● Task instructions: Copy the data below exactly.
--- Start of Input data ---
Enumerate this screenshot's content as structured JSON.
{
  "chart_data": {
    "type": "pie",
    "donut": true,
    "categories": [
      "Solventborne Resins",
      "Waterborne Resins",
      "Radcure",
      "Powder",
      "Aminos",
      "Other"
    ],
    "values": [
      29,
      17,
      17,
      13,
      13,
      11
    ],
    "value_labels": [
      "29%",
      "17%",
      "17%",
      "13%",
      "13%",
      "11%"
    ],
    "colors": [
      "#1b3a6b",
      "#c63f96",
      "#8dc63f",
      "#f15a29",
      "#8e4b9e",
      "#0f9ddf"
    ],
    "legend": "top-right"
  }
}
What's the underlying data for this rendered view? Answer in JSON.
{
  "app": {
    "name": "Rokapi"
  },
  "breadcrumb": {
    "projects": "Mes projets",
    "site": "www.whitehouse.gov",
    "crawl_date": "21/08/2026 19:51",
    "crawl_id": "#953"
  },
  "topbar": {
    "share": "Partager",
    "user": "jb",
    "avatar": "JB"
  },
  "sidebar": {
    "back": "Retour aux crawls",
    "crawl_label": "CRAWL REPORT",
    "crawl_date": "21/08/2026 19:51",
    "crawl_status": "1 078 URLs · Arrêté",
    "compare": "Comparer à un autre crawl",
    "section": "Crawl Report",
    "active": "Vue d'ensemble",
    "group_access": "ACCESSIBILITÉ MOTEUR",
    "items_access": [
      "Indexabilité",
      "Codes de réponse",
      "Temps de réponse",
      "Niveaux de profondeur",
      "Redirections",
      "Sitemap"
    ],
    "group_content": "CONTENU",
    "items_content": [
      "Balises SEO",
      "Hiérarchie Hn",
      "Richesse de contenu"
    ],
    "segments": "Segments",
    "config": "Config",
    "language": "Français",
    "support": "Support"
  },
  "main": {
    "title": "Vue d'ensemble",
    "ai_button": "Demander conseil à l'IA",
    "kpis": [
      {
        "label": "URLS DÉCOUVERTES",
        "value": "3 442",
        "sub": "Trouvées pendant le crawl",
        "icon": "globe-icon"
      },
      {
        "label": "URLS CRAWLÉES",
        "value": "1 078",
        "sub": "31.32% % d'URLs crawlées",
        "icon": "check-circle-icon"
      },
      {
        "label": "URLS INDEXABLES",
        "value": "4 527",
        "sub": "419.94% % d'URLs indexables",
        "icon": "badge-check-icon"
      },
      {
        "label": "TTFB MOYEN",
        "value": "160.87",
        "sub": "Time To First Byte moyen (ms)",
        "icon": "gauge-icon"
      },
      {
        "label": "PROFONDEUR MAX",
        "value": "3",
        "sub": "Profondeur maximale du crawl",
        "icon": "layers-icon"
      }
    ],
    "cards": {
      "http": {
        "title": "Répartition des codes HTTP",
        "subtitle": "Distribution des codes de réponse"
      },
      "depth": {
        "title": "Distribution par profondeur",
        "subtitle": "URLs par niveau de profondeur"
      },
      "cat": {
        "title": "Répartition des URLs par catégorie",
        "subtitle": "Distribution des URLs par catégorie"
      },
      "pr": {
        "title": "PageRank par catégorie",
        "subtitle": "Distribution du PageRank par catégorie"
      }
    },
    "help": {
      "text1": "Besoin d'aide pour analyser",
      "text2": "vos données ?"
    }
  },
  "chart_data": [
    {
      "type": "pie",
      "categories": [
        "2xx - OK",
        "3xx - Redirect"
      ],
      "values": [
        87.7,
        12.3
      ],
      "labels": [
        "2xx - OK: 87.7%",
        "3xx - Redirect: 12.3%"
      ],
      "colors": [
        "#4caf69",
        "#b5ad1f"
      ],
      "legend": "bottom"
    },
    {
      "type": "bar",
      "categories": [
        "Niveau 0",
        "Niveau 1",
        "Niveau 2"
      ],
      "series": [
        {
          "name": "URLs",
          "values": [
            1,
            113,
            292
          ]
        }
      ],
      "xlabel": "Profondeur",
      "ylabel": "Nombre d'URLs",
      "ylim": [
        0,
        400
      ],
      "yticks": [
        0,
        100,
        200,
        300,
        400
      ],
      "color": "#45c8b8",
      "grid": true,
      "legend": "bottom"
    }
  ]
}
--- End of Input data ---
● Written response:
Enumerate this screenshot's content as structured JSON.
{
  "chart_data": {
    "type": "pie",
    "donut": true,
    "categories": [
      "Solventborne Resins",
      "Waterborne Resins",
      "Radcure",
      "Powder",
      "Aminos",
      "Other"
    ],
    "values": [
      29,
      17,
      17,
      13,
      13,
      11
    ],
    "value_labels": [
      "29%",
      "17%",
      "17%",
      "13%",
      "13%",
      "11%"
    ],
    "colors": [
      "#1b3a6b",
      "#c63f96",
      "#8dc63f",
      "#f15a29",
      "#8e4b9e",
      "#0f9ddf"
    ],
    "legend": "top-right"
  }
}
What's the underlying data for this rendered view? Answer in JSON.
{
  "app": {
    "name": "Rokapi"
  },
  "breadcrumb": {
    "projects": "Mes projets",
    "site": "www.whitehouse.gov",
    "crawl_date": "21/08/2026 19:51",
    "crawl_id": "#953"
  },
  "topbar": {
    "share": "Partager",
    "user": "jb",
    "avatar": "JB"
  },
  "sidebar": {
    "back": "Retour aux crawls",
    "crawl_label": "CRAWL REPORT",
    "crawl_date": "21/08/2026 19:51",
    "crawl_status": "1 078 URLs · Arrêté",
    "compare": "Comparer à un autre crawl",
    "section": "Crawl Report",
    "active": "Vue d'ensemble",
    "group_access": "ACCESSIBILITÉ MOTEUR",
    "items_access": [
      "Indexabilité",
      "Codes de réponse",
      "Temps de réponse",
      "Niveaux de profondeur",
      "Redirections",
      "Sitemap"
    ],
    "group_content": "CONTENU",
    "items_content": [
      "Balises SEO",
      "Hiérarchie Hn",
      "Richesse de contenu"
    ],
    "segments": "Segments",
    "config": "Config",
    "language": "Français",
    "support": "Support"
  },
  "main": {
    "title": "Vue d'ensemble",
    "ai_button": "Demander conseil à l'IA",
    "kpis": [
      {
        "label": "URLS DÉCOUVERTES",
        "value": "3 442",
        "sub": "Trouvées pendant le crawl",
        "icon": "globe-icon"
      },
      {
        "label": "URLS CRAWLÉES",
        "value": "1 078",
        "sub": "31.32% % d'URLs crawlées",
        "icon": "check-circle-icon"
      },
      {
        "label": "URLS INDEXABLES",
        "value": "4 527",
        "sub": "419.94% % d'URLs indexables",
        "icon": "badge-check-icon"
      },
      {
        "label": "TTFB MOYEN",
        "value": "160.87",
        "sub": "Time To First Byte moyen (ms)",
        "icon": "gauge-icon"
      },
      {
        "label": "PROFONDEUR MAX",
        "value": "3",
        "sub": "Profondeur maximale du crawl",
        "icon": "layers-icon"
      }
    ],
    "cards": {
      "http": {
        "title": "Répartition des codes HTTP",
        "subtitle": "Distribution des codes de réponse"
      },
      "depth": {
        "title": "Distribution par profondeur",
        "subtitle": "URLs par niveau de profondeur"
      },
      "cat": {
        "title": "Répartition des URLs par catégorie",
        "subtitle": "Distribution des URLs par catégorie"
      },
      "pr": {
        "title": "PageRank par catégorie",
        "subtitle": "Distribution du PageRank par catégorie"
      }
    },
    "help": {
      "text1": "Besoin d'aide pour analyser",
      "text2": "vos données ?"
    }
  },
  "chart_data": [
    {
      "type": "pie",
      "categories": [
        "2xx - OK",
        "3xx - Redirect"
      ],
      "values": [
        87.7,
        12.3
      ],
      "labels": [
        "2xx - OK: 87.7%",
        "3xx - Redirect: 12.3%"
      ],
      "colors": [
        "#4caf69",
        "#b5ad1f"
      ],
      "legend": "bottom"
    },
    {
      "type": "bar",
      "categories": [
        "Niveau 0",
        "Niveau 1",
        "Niveau 2"
      ],
      "series": [
        {
          "name": "URLs",
          "values": [
            1,
            113,
            292
          ]
        }
      ],
      "xlabel": "Profondeur",
      "ylabel": "Nombre d'URLs",
      "ylim": [
        0,
        400
      ],
      "yticks": [
        0,
        100,
        200,
        300,
        400
      ],
      "color": "#45c8b8",
      "grid": true,
      "legend": "bottom"
    }
  ]
}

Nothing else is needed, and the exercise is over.